*The request*
Extract every entry word for word.

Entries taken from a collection
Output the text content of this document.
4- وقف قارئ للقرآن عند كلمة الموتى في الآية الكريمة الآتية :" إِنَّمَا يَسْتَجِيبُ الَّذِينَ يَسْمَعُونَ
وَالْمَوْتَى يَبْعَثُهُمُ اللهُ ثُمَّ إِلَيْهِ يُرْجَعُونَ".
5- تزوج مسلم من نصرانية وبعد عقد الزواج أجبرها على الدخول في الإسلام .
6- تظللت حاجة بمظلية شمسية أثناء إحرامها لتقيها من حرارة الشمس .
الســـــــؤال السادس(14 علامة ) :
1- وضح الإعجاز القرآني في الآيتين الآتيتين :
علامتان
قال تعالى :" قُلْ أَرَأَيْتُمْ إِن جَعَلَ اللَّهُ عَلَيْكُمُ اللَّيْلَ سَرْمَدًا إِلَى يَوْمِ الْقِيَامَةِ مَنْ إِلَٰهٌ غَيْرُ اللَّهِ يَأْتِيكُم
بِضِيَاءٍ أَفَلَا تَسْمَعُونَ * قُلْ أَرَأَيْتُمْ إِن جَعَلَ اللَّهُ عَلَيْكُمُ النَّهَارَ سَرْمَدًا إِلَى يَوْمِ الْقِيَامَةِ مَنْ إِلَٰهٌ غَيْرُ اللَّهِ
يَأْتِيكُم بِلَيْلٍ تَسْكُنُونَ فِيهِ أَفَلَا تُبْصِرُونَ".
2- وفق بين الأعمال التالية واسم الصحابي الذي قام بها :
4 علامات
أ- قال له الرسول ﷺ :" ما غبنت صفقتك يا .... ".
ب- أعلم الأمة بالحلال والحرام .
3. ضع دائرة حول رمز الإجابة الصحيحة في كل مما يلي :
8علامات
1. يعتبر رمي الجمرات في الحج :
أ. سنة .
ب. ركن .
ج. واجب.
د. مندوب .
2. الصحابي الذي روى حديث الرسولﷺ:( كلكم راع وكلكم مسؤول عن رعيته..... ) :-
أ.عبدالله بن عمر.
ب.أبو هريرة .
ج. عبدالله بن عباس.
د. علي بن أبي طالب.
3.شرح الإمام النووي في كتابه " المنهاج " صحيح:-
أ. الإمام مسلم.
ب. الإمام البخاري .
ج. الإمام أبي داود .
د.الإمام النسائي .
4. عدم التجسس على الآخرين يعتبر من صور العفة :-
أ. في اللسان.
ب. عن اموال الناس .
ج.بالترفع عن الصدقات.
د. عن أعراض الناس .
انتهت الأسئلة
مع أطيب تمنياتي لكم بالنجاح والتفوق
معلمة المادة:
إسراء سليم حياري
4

*Result*
Output the text content of this document.
4- وقف قارئ للقرآن عند كلمة الموتى في الآية الكريمة الآتية :" إِنَّمَا يَسْتَجِيبُ الَّذِينَ يَسْمَعُونَ
وَالْمَوْتَى يَبْعَثُهُمُ اللهُ ثُمَّ إِلَيْهِ يُرْجَعُونَ".
5- تزوج مسلم من نصرانية وبعد عقد الزواج أجبرها على الدخول في الإسلام .
6- تظللت حاجة بمظلية شمسية أثناء إحرامها لتقيها من حرارة الشمس .
الســـــــؤال السادس(14 علامة ) :
1- وضح الإعجاز القرآني في الآيتين الآتيتين :
علامتان
قال تعالى :" قُلْ أَرَأَيْتُمْ إِن جَعَلَ اللَّهُ عَلَيْكُمُ اللَّيْلَ سَرْمَدًا إِلَى يَوْمِ الْقِيَامَةِ مَنْ إِلَٰهٌ غَيْرُ اللَّهِ يَأْتِيكُم
بِضِيَاءٍ أَفَلَا تَسْمَعُونَ * قُلْ أَرَأَيْتُمْ إِن جَعَلَ اللَّهُ عَلَيْكُمُ النَّهَارَ سَرْمَدًا إِلَى يَوْمِ الْقِيَامَةِ مَنْ إِلَٰهٌ غَيْرُ اللَّهِ
يَأْتِيكُم بِلَيْلٍ تَسْكُنُونَ فِيهِ أَفَلَا تُبْصِرُونَ".
2- وفق بين الأعمال التالية واسم الصحابي الذي قام بها :
4 علامات
أ- قال له الرسول ﷺ :" ما غبنت صفقتك يا .... ".
ب- أعلم الأمة بالحلال والحرام .
3. ضع دائرة حول رمز الإجابة الصحيحة في كل مما يلي :
8علامات
1. يعتبر رمي الجمرات في الحج :
أ. سنة .
ب. ركن .
ج. واجب.
د. مندوب .
2. الصحابي الذي روى حديث الرسولﷺ:( كلكم راع وكلكم مسؤول عن رعيته..... ) :-
أ.عبدالله بن عمر.
ب.أبو هريرة .
ج. عبدالله بن عباس.
د. علي بن أبي طالب.
3.شرح الإمام النووي في كتابه " المنهاج " صحيح:-
أ. الإمام مسلم.
ب. الإمام البخاري .
ج. الإمام أبي داود .
د.الإمام النسائي .
4. عدم التجسس على الآخرين يعتبر من صور العفة :-
أ. في اللسان.
ب. عن اموال الناس .
ج.بالترفع عن الصدقات.
د. عن أعراض الناس .
انتهت الأسئلة
مع أطيب تمنياتي لكم بالنجاح والتفوق
معلمة المادة:
إسراء سليم حياري
4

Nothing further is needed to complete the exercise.